Data listing:
▬▬▬

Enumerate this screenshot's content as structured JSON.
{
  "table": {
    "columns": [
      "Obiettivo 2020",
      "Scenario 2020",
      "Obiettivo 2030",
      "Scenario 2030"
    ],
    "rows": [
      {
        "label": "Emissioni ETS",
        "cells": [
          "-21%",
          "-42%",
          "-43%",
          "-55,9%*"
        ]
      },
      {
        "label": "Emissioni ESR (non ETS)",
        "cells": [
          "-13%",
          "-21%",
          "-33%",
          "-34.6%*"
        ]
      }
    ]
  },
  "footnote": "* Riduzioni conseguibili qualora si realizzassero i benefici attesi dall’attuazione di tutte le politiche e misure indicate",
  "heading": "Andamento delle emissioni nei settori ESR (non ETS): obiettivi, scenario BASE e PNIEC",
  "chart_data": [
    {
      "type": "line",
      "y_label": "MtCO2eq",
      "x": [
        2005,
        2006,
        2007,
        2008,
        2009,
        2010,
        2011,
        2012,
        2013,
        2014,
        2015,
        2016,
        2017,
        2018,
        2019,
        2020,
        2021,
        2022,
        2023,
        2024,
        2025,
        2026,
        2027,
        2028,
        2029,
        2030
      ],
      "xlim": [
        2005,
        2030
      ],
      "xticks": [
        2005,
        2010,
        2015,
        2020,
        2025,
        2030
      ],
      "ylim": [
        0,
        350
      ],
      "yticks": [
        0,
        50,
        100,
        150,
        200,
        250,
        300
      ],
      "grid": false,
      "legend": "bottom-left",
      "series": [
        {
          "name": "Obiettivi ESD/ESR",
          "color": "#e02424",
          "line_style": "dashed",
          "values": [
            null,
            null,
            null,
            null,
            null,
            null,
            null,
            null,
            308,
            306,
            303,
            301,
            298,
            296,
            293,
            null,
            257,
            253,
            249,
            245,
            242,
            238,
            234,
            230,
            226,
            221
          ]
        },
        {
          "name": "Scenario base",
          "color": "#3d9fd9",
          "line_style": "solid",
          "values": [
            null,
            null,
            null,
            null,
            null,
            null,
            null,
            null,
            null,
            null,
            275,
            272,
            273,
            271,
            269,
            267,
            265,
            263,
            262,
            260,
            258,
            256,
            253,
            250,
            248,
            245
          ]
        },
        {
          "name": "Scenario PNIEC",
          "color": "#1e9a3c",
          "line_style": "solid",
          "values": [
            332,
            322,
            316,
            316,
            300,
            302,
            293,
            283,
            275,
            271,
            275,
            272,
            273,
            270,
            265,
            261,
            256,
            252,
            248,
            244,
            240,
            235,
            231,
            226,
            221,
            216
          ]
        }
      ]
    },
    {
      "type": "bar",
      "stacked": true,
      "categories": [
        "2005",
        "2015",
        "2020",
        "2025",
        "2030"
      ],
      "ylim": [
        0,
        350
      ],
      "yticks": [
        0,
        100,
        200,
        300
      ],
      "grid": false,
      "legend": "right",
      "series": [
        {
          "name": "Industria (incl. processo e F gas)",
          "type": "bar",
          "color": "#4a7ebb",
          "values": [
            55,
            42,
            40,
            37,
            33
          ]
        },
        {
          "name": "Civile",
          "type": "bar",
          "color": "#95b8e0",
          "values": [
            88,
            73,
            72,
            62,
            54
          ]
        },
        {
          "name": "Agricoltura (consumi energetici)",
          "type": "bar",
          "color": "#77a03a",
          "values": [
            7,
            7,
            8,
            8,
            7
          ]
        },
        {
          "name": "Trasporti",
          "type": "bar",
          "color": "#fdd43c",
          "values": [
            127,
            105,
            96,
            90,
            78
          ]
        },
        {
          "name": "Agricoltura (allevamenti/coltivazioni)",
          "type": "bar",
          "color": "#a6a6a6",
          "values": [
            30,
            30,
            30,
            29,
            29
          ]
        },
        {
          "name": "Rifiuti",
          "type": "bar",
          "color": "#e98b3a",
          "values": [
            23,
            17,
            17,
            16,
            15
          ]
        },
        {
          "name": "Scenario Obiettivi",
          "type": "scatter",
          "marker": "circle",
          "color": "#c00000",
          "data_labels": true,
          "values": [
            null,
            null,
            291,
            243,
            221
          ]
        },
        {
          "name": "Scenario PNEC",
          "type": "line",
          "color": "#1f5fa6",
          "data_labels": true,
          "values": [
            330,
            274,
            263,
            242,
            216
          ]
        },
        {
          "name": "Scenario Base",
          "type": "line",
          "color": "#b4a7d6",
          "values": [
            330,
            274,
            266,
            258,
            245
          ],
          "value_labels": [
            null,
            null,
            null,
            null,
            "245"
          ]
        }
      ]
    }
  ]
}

▬▬▬

Nothing in the data may differ; print all of it exactly as written.

Enumerate this screenshot's content as structured JSON.
{
  "table": {
    "columns": [
      "Obiettivo 2020",
      "Scenario 2020",
      "Obiettivo 2030",
      "Scenario 2030"
    ],
    "rows": [
      {
        "label": "Emissioni ETS",
        "cells": [
          "-21%",
          "-42%",
          "-43%",
          "-55,9%*"
        ]
      },
      {
        "label": "Emissioni ESR (non ETS)",
        "cells": [
          "-13%",
          "-21%",
          "-33%",
          "-34.6%*"
        ]
      }
    ]
  },
  "footnote": "* Riduzioni conseguibili qualora si realizzassero i benefici attesi dall’attuazione di tutte le politiche e misure indicate",
  "heading": "Andamento delle emissioni nei settori ESR (non ETS): obiettivi, scenario BASE e PNIEC",
  "chart_data": [
    {
      "type": "line",
      "y_label": "MtCO2eq",
      "x": [
        2005,
        2006,
        2007,
        2008,
        2009,
        2010,
        2011,
        2012,
        2013,
        2014,
        2015,
        2016,
        2017,
        2018,
        2019,
        2020,
        2021,
        2022,
        2023,
        2024,
        2025,
        2026,
        2027,
        2028,
        2029,
        2030
      ],
      "xlim": [
        2005,
        2030
      ],
      "xticks": [
        2005,
        2010,
        2015,
        2020,
        2025,
        2030
      ],
      "ylim": [
        0,
        350
      ],
      "yticks": [
        0,
        50,
        100,
        150,
        200,
        250,
        300
      ],
      "grid": false,
      "legend": "bottom-left",
      "series": [
        {
          "name": "Obiettivi ESD/ESR",
          "color": "#e02424",
          "line_style": "dashed",
          "values": [
            null,
            null,
            null,
            null,
            null,
            null,
            null,
            null,
            308,
            306,
            303,
            301,
            298,
            296,
            293,
            null,
            257,
            253,
            249,
            245,
            242,
            238,
            234,
            230,
            226,
            221
          ]
        },
        {
          "name": "Scenario base",
          "color": "#3d9fd9",
          "line_style": "solid",
          "values": [
            null,
            null,
            null,
            null,
            null,
            null,
            null,
            null,
            null,
            null,
            275,
            272,
            273,
            271,
            269,
            267,
            265,
            263,
            262,
            260,
            258,
            256,
            253,
            250,
            248,
            245
          ]
        },
        {
          "name": "Scenario PNIEC",
          "color": "#1e9a3c",
          "line_style": "solid",
          "values": [
            332,
            322,
            316,
            316,
            300,
            302,
            293,
            283,
            275,
            271,
            275,
            272,
            273,
            270,
            265,
            261,
            256,
            252,
            248,
            244,
            240,
            235,
            231,
            226,
            221,
            216
          ]
        }
      ]
    },
    {
      "type": "bar",
      "stacked": true,
      "categories": [
        "2005",
        "2015",
        "2020",
        "2025",
        "2030"
      ],
      "ylim": [
        0,
        350
      ],
      "yticks": [
        0,
        100,
        200,
        300
      ],
      "grid": false,
      "legend": "right",
      "series": [
        {
          "name": "Industria (incl. processo e F gas)",
          "type": "bar",
          "color": "#4a7ebb",
          "values": [
            55,
            42,
            40,
            37,
            33
          ]
        },
        {
          "name": "Civile",
          "type": "bar",
          "color": "#95b8e0",
          "values": [
            88,
            73,
            72,
            62,
            54
          ]
        },
        {
          "name": "Agricoltura (consumi energetici)",
          "type": "bar",
          "color": "#77a03a",
          "values": [
            7,
            7,
            8,
            8,
            7
          ]
        },
        {
          "name": "Trasporti",
          "type": "bar",
          "color": "#fdd43c",
          "values": [
            127,
            105,
            96,
            90,
            78
          ]
        },
        {
          "name": "Agricoltura (allevamenti/coltivazioni)",
          "type": "bar",
          "color": "#a6a6a6",
          "values": [
            30,
            30,
            30,
            29,
            29
          ]
        },
        {
          "name": "Rifiuti",
          "type": "bar",
          "color": "#e98b3a",
          "values": [
            23,
            17,
            17,
            16,
            15
          ]
        },
        {
          "name": "Scenario Obiettivi",
          "type": "scatter",
          "marker": "circle",
          "color": "#c00000",
          "data_labels": true,
          "values": [
            null,
            null,
            291,
            243,
            221
          ]
        },
        {
          "name": "Scenario PNEC",
          "type": "line",
          "color": "#1f5fa6",
          "data_labels": true,
          "values": [
            330,
            274,
            263,
            242,
            216
          ]
        },
        {
          "name": "Scenario Base",
          "type": "line",
          "color": "#b4a7d6",
          "values": [
            330,
            274,
            266,
            258,
            245
          ],
          "value_labels": [
            null,
            null,
            null,
            null,
            "245"
          ]
        }
      ]
    }
  ]
}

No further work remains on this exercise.